• _INSTRUCTIONS TO FOLLOW_:
In your copy, include every line of the listing below exactly but none of the pictures.

• _SUPPLIED RECORDS_:
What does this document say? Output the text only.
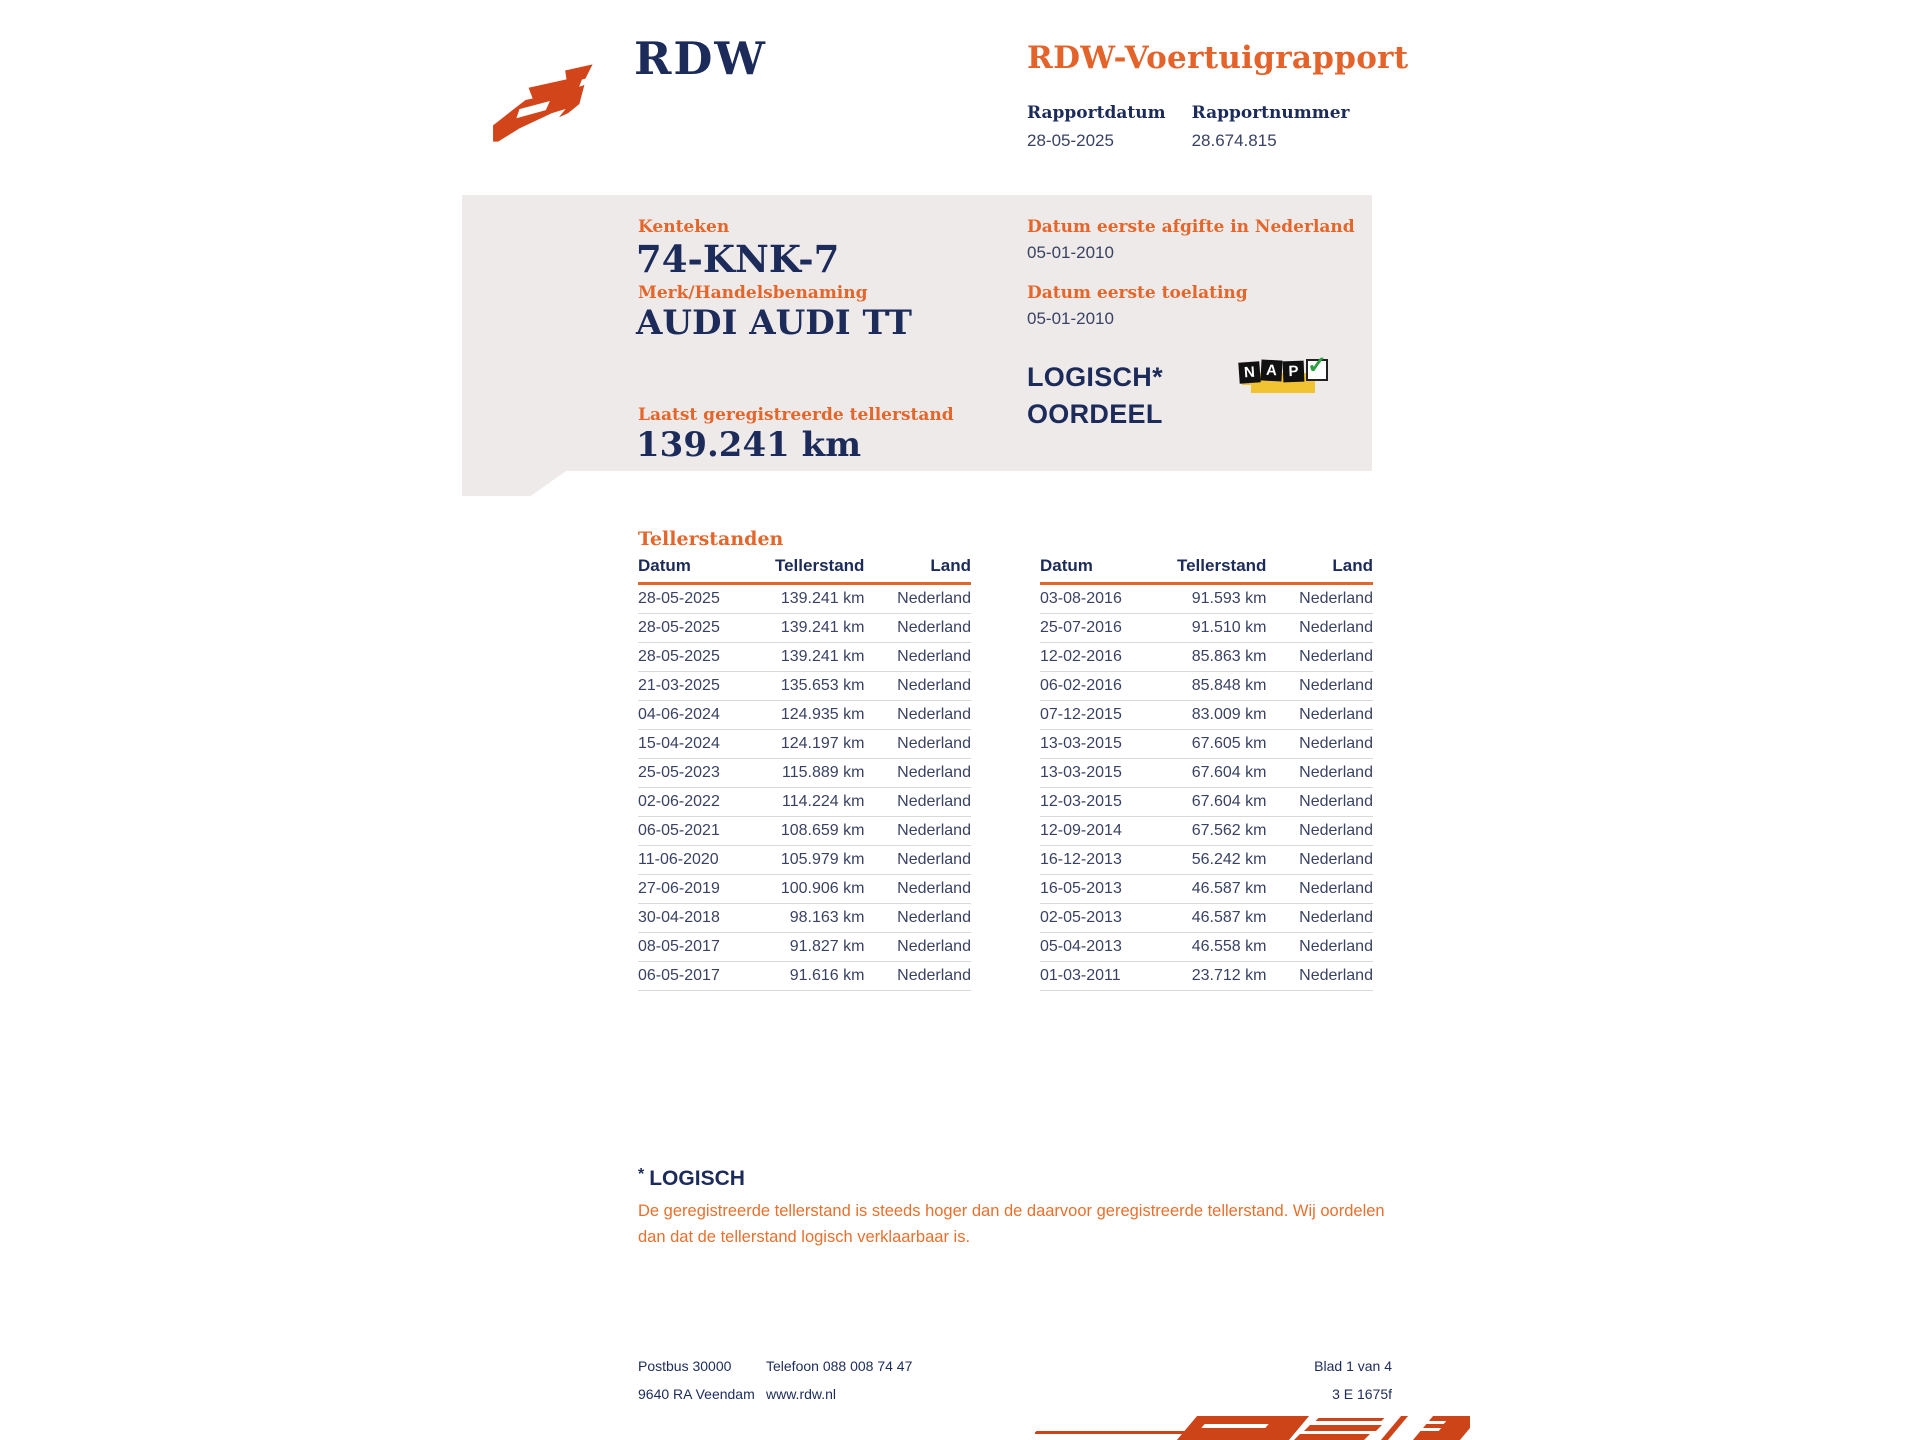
RDW	RDW-Voertuigrapport
Rapportdatum
28-05-2025
Rapportnummer
28.674.815
Kenteken
74-KNK-7
Merk/Handelsbenaming
AUDI AUDI TT
Laatst geregistreerde tellerstand
139.241 km
Datum eerste afgifte in Nederland
05-01-2010
Datum eerste toelating
05-01-2010
LOGISCH*
OORDEEL
N A P ✓
Tellerstanden
Datum	Tellerstand	Land
28-05-2025	139.241 km	Nederland
28-05-2025	139.241 km	Nederland
28-05-2025	139.241 km	Nederland
21-03-2025	135.653 km	Nederland
04-06-2024	124.935 km	Nederland
15-04-2024	124.197 km	Nederland
25-05-2023	115.889 km	Nederland
02-06-2022	114.224 km	Nederland
06-05-2021	108.659 km	Nederland
11-06-2020	105.979 km	Nederland
27-06-2019	100.906 km	Nederland
30-04-2018	98.163 km	Nederland
08-05-2017	91.827 km	Nederland
06-05-2017	91.616 km	Nederland
Datum	Tellerstand	Land
03-08-2016	91.593 km	Nederland
25-07-2016	91.510 km	Nederland
12-02-2016	85.863 km	Nederland
06-02-2016	85.848 km	Nederland
07-12-2015	83.009 km	Nederland
13-03-2015	67.605 km	Nederland
13-03-2015	67.604 km	Nederland
12-03-2015	67.604 km	Nederland
12-09-2014	67.562 km	Nederland
16-12-2013	56.242 km	Nederland
16-05-2013	46.587 km	Nederland
02-05-2013	46.587 km	Nederland
05-04-2013	46.558 km	Nederland
01-03-2011	23.712 km	Nederland
* LOGISCH

De geregistreerde tellerstand is steeds hoger dan de daarvoor geregistreerde tellerstand. Wij oordelen dan dat de tellerstand logisch verklaarbaar is.

Postbus 30000
9640 RA Veendam
Telefoon 088 008 74 47
www.rdw.nl
Blad 1 van 4
3 E 1675f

• _RESULT OF THE EXERCISE_:
What does this document say? Output the text only.
RDW	RDW-Voertuigrapport
Rapportdatum
28-05-2025
Rapportnummer
28.674.815
Kenteken
74-KNK-7
Merk/Handelsbenaming
AUDI AUDI TT
Laatst geregistreerde tellerstand
139.241 km
Datum eerste afgifte in Nederland
05-01-2010
Datum eerste toelating
05-01-2010
LOGISCH*
OORDEEL
N A P ✓
Tellerstanden
Datum	Tellerstand	Land
28-05-2025	139.241 km	Nederland
28-05-2025	139.241 km	Nederland
28-05-2025	139.241 km	Nederland
21-03-2025	135.653 km	Nederland
04-06-2024	124.935 km	Nederland
15-04-2024	124.197 km	Nederland
25-05-2023	115.889 km	Nederland
02-06-2022	114.224 km	Nederland
06-05-2021	108.659 km	Nederland
11-06-2020	105.979 km	Nederland
27-06-2019	100.906 km	Nederland
30-04-2018	98.163 km	Nederland
08-05-2017	91.827 km	Nederland
06-05-2017	91.616 km	Nederland
Datum	Tellerstand	Land
03-08-2016	91.593 km	Nederland
25-07-2016	91.510 km	Nederland
12-02-2016	85.863 km	Nederland
06-02-2016	85.848 km	Nederland
07-12-2015	83.009 km	Nederland
13-03-2015	67.605 km	Nederland
13-03-2015	67.604 km	Nederland
12-03-2015	67.604 km	Nederland
12-09-2014	67.562 km	Nederland
16-12-2013	56.242 km	Nederland
16-05-2013	46.587 km	Nederland
02-05-2013	46.587 km	Nederland
05-04-2013	46.558 km	Nederland
01-03-2011	23.712 km	Nederland
* LOGISCH

De geregistreerde tellerstand is steeds hoger dan de daarvoor geregistreerde tellerstand. Wij oordelen dan dat de tellerstand logisch verklaarbaar is.

Postbus 30000
9640 RA Veendam
Telefoon 088 008 74 47
www.rdw.nl
Blad 1 van 4
3 E 1675f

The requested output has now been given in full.